--- BEGIN RECORD SET ---

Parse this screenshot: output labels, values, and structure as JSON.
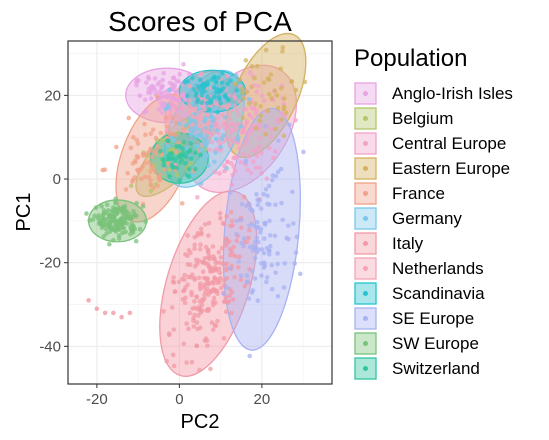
{
  "chart_data": {
    "type": "scatter",
    "title": "Scores of PCA",
    "xlabel": "PC2",
    "ylabel": "PC1",
    "xlim": [
      -27,
      37
    ],
    "ylim": [
      -49,
      33
    ],
    "xticks": [
      -20,
      0,
      20
    ],
    "yticks": [
      -40,
      -20,
      0,
      20
    ],
    "grid": true,
    "ellipses": true,
    "legend": {
      "title": "Population",
      "placement": "right"
    },
    "series": [
      {
        "name": "Anglo-Irish Isles",
        "color": "#E7A3E3",
        "center": [
          -3,
          20
        ],
        "ellipse": {
          "rx": 10,
          "ry": 6.5,
          "angle": 0
        },
        "n": 90,
        "spread": [
          4,
          2.5
        ]
      },
      {
        "name": "Belgium",
        "color": "#B3C66B",
        "center": [
          -1,
          6
        ],
        "ellipse": {
          "rx": 13,
          "ry": 5,
          "angle": 48
        },
        "n": 40,
        "spread": [
          5,
          3
        ]
      },
      {
        "name": "Central Europe",
        "color": "#F1A2C9",
        "center": [
          15,
          12
        ],
        "ellipse": {
          "rx": 17,
          "ry": 11,
          "angle": 55
        },
        "n": 150,
        "spread": [
          6,
          5
        ]
      },
      {
        "name": "Eastern Europe",
        "color": "#D4B15F",
        "center": [
          21,
          20
        ],
        "ellipse": {
          "rx": 16,
          "ry": 7.5,
          "angle": 65
        },
        "n": 45,
        "spread": [
          5,
          4
        ]
      },
      {
        "name": "France",
        "color": "#F0A18A",
        "center": [
          -6,
          5
        ],
        "ellipse": {
          "rx": 16,
          "ry": 8,
          "angle": 70
        },
        "n": 90,
        "spread": [
          4,
          6
        ]
      },
      {
        "name": "Germany",
        "color": "#7CC7EB",
        "center": [
          6,
          12
        ],
        "ellipse": {
          "rx": 15,
          "ry": 8,
          "angle": 65
        },
        "n": 100,
        "spread": [
          4,
          5
        ]
      },
      {
        "name": "Italy",
        "color": "#F29AA6",
        "center": [
          7,
          -25
        ],
        "ellipse": {
          "rx": 23,
          "ry": 10,
          "angle": 73
        },
        "n": 240,
        "spread": [
          4,
          8
        ]
      },
      {
        "name": "Netherlands",
        "color": "#F3A4B5",
        "center": [
          5,
          17
        ],
        "ellipse": {
          "rx": 10,
          "ry": 7,
          "angle": 48
        },
        "n": 60,
        "spread": [
          4,
          3
        ]
      },
      {
        "name": "Scandinavia",
        "color": "#27C3CF",
        "center": [
          8,
          21
        ],
        "ellipse": {
          "rx": 8,
          "ry": 5,
          "angle": 0
        },
        "n": 60,
        "spread": [
          3.5,
          2.5
        ]
      },
      {
        "name": "SE Europe",
        "color": "#A8B2F2",
        "center": [
          20,
          -12
        ],
        "ellipse": {
          "rx": 29,
          "ry": 9,
          "angle": 85
        },
        "n": 110,
        "spread": [
          4,
          9
        ]
      },
      {
        "name": "SW Europe",
        "color": "#7AC279",
        "center": [
          -15,
          -10
        ],
        "ellipse": {
          "rx": 7,
          "ry": 5,
          "angle": 0
        },
        "n": 160,
        "spread": [
          2.5,
          2
        ]
      },
      {
        "name": "Switzerland",
        "color": "#2FC6A2",
        "center": [
          0,
          5
        ],
        "ellipse": {
          "rx": 7,
          "ry": 6,
          "angle": 0
        },
        "n": 45,
        "spread": [
          2.5,
          2.2
        ]
      }
    ],
    "extra_points": [
      {
        "series": "Italy",
        "points": [
          [
            -22,
            -29
          ],
          [
            -20,
            -31
          ],
          [
            -18,
            -32
          ],
          [
            -16,
            -32
          ],
          [
            -14,
            -33
          ],
          [
            -12,
            -32
          ]
        ]
      }
    ]
  }
}
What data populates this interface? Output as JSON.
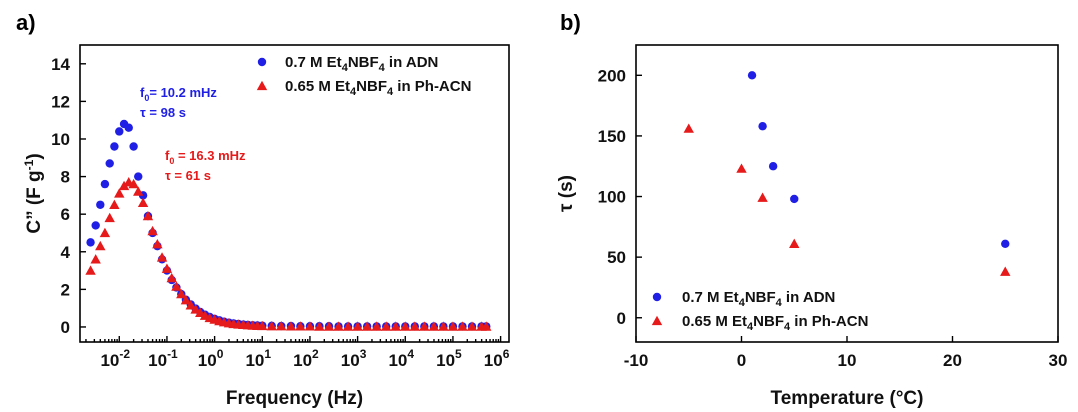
{
  "chart_data": [
    {
      "panel_label": "a)",
      "type": "scatter",
      "xlabel": "Frequency (Hz)",
      "ylabel_main": "C” (F g",
      "ylabel_sup": "-1",
      "ylabel_end": ")",
      "x_scale": "log",
      "xlim": [
        0.0015,
        1500000
      ],
      "ylim": [
        -0.8,
        15
      ],
      "x_tick_exponents": [
        -2,
        -1,
        0,
        1,
        2,
        3,
        4,
        5,
        6
      ],
      "x_tick_base": "10",
      "y_ticks": [
        0,
        2,
        4,
        6,
        8,
        10,
        12,
        14
      ],
      "grid": false,
      "legend_position": "top-right",
      "series": [
        {
          "name_prefix": "0.7 M Et",
          "name_sub": "4",
          "name_mid": "NBF",
          "name_sub2": "4",
          "name_suffix": " in ADN",
          "marker": "circle",
          "color": "#1f1fe6",
          "x": [
            0.0025,
            0.0032,
            0.004,
            0.005,
            0.0063,
            0.0079,
            0.01,
            0.0126,
            0.0158,
            0.02,
            0.025,
            0.0316,
            0.04,
            0.05,
            0.063,
            0.079,
            0.1,
            0.126,
            0.158,
            0.2,
            0.25,
            0.316,
            0.4,
            0.5,
            0.63,
            0.79,
            1,
            1.26,
            1.58,
            2,
            2.5,
            3.16,
            4,
            5,
            6.3,
            7.9,
            10,
            15.8,
            25,
            40,
            63,
            100,
            158,
            251,
            398,
            631,
            1000,
            1585,
            2512,
            3981,
            6310,
            10000,
            15849,
            25119,
            39811,
            63096,
            100000,
            158489,
            251189,
            398107,
            500000
          ],
          "y": [
            4.5,
            5.4,
            6.5,
            7.6,
            8.7,
            9.6,
            10.4,
            10.8,
            10.6,
            9.6,
            8.0,
            7.0,
            5.9,
            5.0,
            4.3,
            3.6,
            3.0,
            2.5,
            2.1,
            1.75,
            1.45,
            1.2,
            0.98,
            0.8,
            0.65,
            0.53,
            0.43,
            0.35,
            0.28,
            0.23,
            0.19,
            0.16,
            0.13,
            0.11,
            0.09,
            0.08,
            0.07,
            0.06,
            0.05,
            0.05,
            0.04,
            0.04,
            0.04,
            0.04,
            0.03,
            0.03,
            0.03,
            0.03,
            0.03,
            0.03,
            0.03,
            0.03,
            0.03,
            0.03,
            0.03,
            0.03,
            0.03,
            0.03,
            0.03,
            0.03,
            0.03
          ]
        },
        {
          "name_prefix": "0.65 M Et",
          "name_sub": "4",
          "name_mid": "NBF",
          "name_sub2": "4",
          "name_suffix": " in Ph-ACN",
          "marker": "triangle",
          "color": "#e61a1a",
          "x": [
            0.0025,
            0.0032,
            0.004,
            0.005,
            0.0063,
            0.0079,
            0.01,
            0.0126,
            0.0158,
            0.02,
            0.025,
            0.0316,
            0.04,
            0.05,
            0.063,
            0.079,
            0.1,
            0.126,
            0.158,
            0.2,
            0.25,
            0.316,
            0.4,
            0.5,
            0.63,
            0.79,
            1,
            1.26,
            1.58,
            2,
            2.5,
            3.16,
            4,
            5,
            6.3,
            7.9,
            10,
            15.8,
            25,
            40,
            63,
            100,
            158,
            251,
            398,
            631,
            1000,
            1585,
            2512,
            3981,
            6310,
            10000,
            15849,
            25119,
            39811,
            63096,
            100000,
            158489,
            251189,
            398107,
            500000
          ],
          "y": [
            3.0,
            3.6,
            4.3,
            5.0,
            5.8,
            6.5,
            7.1,
            7.5,
            7.7,
            7.6,
            7.2,
            6.6,
            5.9,
            5.1,
            4.4,
            3.7,
            3.1,
            2.6,
            2.15,
            1.75,
            1.42,
            1.15,
            0.93,
            0.75,
            0.6,
            0.48,
            0.39,
            0.31,
            0.25,
            0.2,
            0.16,
            0.13,
            0.11,
            0.09,
            0.07,
            0.06,
            0.05,
            0.04,
            0.04,
            0.03,
            0.03,
            0.03,
            0.02,
            0.02,
            0.02,
            0.02,
            0.02,
            0.02,
            0.02,
            0.02,
            0.02,
            0.02,
            0.02,
            0.02,
            0.02,
            0.02,
            0.02,
            0.02,
            0.02,
            0.02,
            0.02
          ]
        }
      ],
      "annotations": [
        {
          "f_label": "f",
          "f_sub": "0",
          "f_value": "=  10.2 mHz",
          "tau": "τ = 98 s",
          "color": "#1f1fe6"
        },
        {
          "f_label": "f",
          "f_sub": "0",
          "f_value": " = 16.3 mHz",
          "tau": "τ = 61 s",
          "color": "#e61a1a"
        }
      ]
    },
    {
      "panel_label": "b)",
      "type": "scatter",
      "xlabel": "Temperature (°C)",
      "ylabel": "τ (s)",
      "xlim": [
        -10,
        30
      ],
      "ylim": [
        -20,
        225
      ],
      "x_ticks": [
        -10,
        0,
        10,
        20,
        30
      ],
      "y_ticks": [
        0,
        50,
        100,
        150,
        200
      ],
      "grid": false,
      "legend_position": "bottom-left",
      "series": [
        {
          "name_prefix": "0.7 M Et",
          "name_sub": "4",
          "name_mid": "NBF",
          "name_sub2": "4",
          "name_suffix": " in ADN",
          "marker": "circle",
          "color": "#1f1fe6",
          "x": [
            1,
            2,
            3,
            5,
            25
          ],
          "y": [
            200,
            158,
            125,
            98,
            61
          ]
        },
        {
          "name_prefix": "0.65 M Et",
          "name_sub": "4",
          "name_mid": "NBF",
          "name_sub2": "4",
          "name_suffix": " in Ph-ACN",
          "marker": "triangle",
          "color": "#e61a1a",
          "x": [
            -5,
            0,
            2,
            5,
            25
          ],
          "y": [
            156,
            123,
            99,
            61,
            38
          ]
        }
      ]
    }
  ]
}
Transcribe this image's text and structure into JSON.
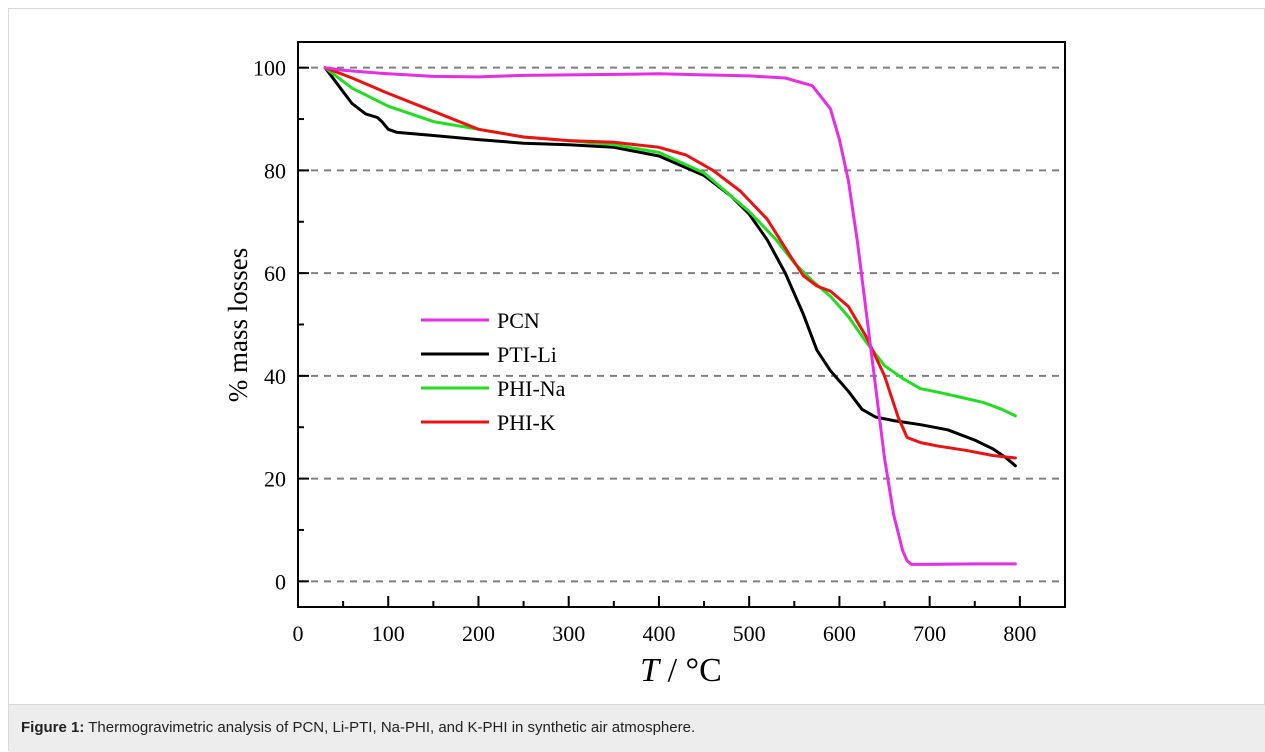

--- END RECORD SET ---

[PROBLEM TO WORK ON]:
Above are the records. Identify each line that contains the word "title".

[THE SOLUTION]:
    "title": "Scores of PCA",
      "title": "Population",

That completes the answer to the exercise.